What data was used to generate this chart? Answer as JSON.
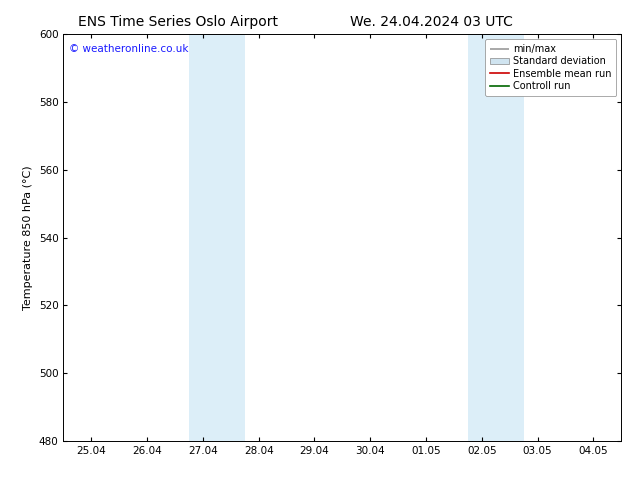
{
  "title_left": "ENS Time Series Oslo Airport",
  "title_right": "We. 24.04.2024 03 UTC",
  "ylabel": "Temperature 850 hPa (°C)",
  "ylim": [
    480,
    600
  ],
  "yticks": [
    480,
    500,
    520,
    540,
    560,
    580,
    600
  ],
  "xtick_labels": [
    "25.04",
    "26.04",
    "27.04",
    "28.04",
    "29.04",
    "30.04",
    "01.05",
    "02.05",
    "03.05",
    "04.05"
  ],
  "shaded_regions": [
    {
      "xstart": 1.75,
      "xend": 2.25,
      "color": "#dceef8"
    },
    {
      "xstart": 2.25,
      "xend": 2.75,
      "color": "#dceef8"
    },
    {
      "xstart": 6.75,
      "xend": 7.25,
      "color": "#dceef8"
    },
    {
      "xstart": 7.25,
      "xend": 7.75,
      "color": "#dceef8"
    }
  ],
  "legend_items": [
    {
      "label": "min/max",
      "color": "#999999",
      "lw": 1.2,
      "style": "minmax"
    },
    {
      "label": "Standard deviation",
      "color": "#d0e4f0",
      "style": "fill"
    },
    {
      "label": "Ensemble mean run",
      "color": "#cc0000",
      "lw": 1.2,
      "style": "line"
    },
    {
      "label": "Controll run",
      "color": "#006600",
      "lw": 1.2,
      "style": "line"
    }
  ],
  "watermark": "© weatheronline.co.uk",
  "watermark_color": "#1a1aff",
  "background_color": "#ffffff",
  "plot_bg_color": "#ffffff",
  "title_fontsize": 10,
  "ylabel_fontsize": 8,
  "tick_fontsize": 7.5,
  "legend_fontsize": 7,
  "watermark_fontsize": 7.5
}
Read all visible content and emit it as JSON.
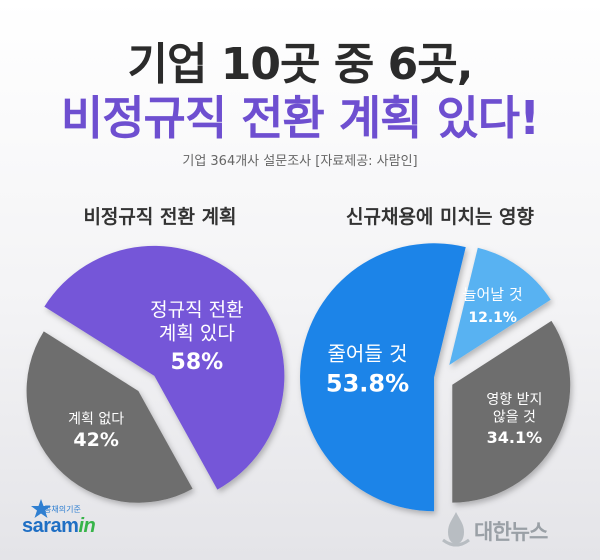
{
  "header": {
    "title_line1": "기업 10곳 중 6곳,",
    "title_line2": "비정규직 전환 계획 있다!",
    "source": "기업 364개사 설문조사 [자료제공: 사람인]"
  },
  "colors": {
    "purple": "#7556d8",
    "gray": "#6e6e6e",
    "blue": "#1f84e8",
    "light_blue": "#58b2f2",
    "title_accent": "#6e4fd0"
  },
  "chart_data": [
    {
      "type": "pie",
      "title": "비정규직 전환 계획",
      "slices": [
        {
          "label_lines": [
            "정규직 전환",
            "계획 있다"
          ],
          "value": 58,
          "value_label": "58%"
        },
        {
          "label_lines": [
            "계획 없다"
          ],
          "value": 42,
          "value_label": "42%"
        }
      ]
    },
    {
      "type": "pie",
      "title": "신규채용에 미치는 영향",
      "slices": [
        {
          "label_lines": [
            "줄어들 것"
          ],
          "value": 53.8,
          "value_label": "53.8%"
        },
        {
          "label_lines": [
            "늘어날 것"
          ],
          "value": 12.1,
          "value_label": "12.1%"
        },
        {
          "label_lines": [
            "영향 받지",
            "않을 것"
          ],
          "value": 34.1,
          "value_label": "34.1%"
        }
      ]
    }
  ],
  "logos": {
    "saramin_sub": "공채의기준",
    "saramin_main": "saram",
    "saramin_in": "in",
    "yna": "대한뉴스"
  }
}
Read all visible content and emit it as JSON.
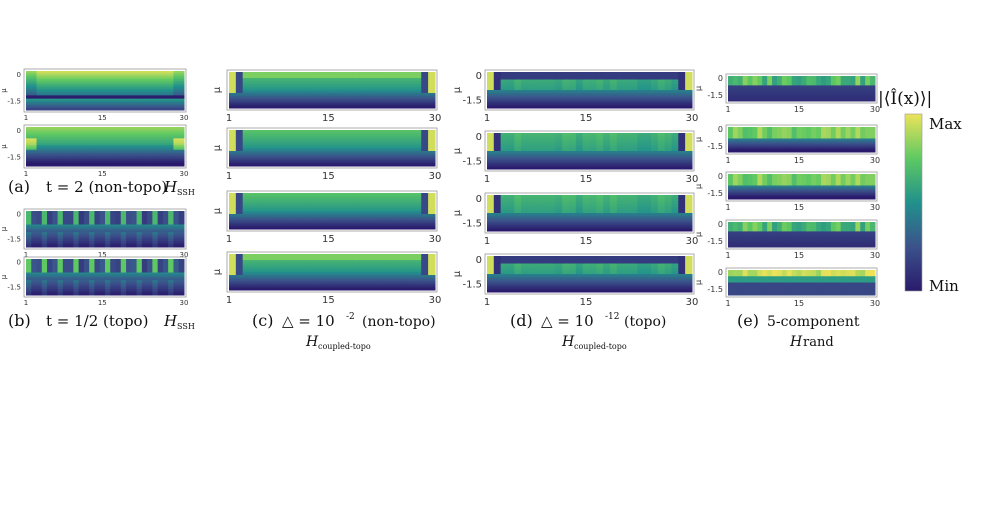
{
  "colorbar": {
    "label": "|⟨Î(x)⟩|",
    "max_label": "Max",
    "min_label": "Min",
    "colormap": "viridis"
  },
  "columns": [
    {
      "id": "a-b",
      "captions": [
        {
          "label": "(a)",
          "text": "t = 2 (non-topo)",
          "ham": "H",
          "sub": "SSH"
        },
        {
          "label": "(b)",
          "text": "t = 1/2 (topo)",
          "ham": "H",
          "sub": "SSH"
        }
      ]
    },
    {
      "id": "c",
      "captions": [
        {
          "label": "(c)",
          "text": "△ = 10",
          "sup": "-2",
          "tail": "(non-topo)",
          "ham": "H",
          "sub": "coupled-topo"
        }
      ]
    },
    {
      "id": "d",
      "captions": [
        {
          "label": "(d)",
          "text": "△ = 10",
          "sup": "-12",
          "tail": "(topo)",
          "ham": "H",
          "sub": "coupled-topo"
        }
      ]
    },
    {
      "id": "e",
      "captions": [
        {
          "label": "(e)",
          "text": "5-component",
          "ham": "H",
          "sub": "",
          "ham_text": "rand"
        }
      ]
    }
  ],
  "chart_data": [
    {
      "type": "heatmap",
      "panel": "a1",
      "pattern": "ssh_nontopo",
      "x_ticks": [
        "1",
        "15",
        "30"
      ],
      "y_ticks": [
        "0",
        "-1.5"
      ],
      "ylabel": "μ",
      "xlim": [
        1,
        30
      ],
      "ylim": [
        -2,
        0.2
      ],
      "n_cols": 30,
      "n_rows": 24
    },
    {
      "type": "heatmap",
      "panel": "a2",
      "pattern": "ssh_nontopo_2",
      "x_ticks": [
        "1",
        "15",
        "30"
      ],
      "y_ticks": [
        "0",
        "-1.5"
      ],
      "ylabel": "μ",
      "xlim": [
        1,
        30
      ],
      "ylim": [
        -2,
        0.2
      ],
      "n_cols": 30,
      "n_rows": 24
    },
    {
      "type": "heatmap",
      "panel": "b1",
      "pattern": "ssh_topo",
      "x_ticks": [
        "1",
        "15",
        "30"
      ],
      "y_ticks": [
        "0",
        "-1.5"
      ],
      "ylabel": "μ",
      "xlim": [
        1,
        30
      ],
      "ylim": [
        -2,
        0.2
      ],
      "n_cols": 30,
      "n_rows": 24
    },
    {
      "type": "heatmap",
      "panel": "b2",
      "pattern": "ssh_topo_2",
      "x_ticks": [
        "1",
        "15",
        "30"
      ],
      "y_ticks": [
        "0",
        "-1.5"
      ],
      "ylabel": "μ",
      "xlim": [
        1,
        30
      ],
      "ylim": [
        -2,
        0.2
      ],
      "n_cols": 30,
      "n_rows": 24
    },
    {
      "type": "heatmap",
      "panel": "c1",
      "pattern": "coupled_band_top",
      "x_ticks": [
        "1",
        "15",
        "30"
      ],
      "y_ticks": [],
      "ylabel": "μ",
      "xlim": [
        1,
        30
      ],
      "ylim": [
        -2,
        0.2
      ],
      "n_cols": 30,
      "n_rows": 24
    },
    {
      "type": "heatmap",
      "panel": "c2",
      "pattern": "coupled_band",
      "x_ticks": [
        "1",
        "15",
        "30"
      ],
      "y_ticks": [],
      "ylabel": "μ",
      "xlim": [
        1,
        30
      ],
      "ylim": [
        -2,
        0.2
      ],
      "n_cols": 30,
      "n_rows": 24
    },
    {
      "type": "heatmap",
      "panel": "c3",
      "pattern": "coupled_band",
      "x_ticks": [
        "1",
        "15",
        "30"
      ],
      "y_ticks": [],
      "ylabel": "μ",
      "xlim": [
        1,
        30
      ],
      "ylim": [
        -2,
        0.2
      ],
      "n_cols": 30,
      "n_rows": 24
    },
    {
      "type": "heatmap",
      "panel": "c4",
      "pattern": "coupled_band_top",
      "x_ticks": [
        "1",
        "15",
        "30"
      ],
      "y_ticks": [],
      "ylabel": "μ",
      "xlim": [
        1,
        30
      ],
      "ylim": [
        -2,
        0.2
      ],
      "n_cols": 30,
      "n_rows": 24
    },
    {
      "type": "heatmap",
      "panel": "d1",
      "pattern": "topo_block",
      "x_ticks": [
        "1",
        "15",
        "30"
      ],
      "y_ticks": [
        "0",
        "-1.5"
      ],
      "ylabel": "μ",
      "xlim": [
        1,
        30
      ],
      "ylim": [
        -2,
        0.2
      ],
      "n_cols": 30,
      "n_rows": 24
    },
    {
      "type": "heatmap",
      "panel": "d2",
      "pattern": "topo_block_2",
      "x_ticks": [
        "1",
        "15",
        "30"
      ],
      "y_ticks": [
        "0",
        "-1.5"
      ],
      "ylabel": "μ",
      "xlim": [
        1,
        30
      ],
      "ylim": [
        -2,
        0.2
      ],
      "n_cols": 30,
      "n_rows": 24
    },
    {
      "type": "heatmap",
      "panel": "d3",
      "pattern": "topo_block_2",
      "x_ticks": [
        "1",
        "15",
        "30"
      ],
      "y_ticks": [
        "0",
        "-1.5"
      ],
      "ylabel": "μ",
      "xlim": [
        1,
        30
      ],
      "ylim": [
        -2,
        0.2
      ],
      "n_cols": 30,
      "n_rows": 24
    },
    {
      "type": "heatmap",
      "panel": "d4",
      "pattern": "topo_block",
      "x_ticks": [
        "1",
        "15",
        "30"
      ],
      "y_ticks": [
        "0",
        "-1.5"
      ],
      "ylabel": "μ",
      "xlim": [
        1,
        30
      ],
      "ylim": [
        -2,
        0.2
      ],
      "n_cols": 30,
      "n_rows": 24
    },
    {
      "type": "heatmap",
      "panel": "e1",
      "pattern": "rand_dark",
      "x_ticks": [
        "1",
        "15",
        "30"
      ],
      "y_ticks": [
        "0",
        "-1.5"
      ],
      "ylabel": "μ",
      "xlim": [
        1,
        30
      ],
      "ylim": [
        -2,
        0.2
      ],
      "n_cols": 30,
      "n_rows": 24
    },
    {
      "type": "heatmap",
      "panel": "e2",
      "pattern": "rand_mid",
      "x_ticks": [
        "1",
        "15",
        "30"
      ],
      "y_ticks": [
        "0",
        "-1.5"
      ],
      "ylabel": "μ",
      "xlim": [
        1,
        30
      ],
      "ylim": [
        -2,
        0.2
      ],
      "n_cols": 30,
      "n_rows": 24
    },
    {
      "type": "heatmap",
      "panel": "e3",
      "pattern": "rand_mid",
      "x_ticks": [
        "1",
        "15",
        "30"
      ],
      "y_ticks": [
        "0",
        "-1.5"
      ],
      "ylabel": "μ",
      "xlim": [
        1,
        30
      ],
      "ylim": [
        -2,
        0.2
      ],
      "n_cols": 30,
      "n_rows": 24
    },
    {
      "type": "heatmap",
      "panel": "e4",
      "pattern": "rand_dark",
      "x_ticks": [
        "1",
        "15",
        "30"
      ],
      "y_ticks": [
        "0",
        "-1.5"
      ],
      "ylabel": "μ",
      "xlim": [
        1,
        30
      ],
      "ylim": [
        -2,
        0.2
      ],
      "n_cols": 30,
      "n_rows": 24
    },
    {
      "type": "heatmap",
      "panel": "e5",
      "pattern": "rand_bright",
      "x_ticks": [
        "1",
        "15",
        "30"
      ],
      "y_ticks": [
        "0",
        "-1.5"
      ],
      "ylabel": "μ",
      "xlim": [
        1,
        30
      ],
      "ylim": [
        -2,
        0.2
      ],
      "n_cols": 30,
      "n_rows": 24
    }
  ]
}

- PROBLEM TO WORK ON -
Which lines include the word "ffffff"? Copy every one of them.

- SOLUTION -
  "background_color": "#ffffff",
  "plot_bg_color": "#ffffff",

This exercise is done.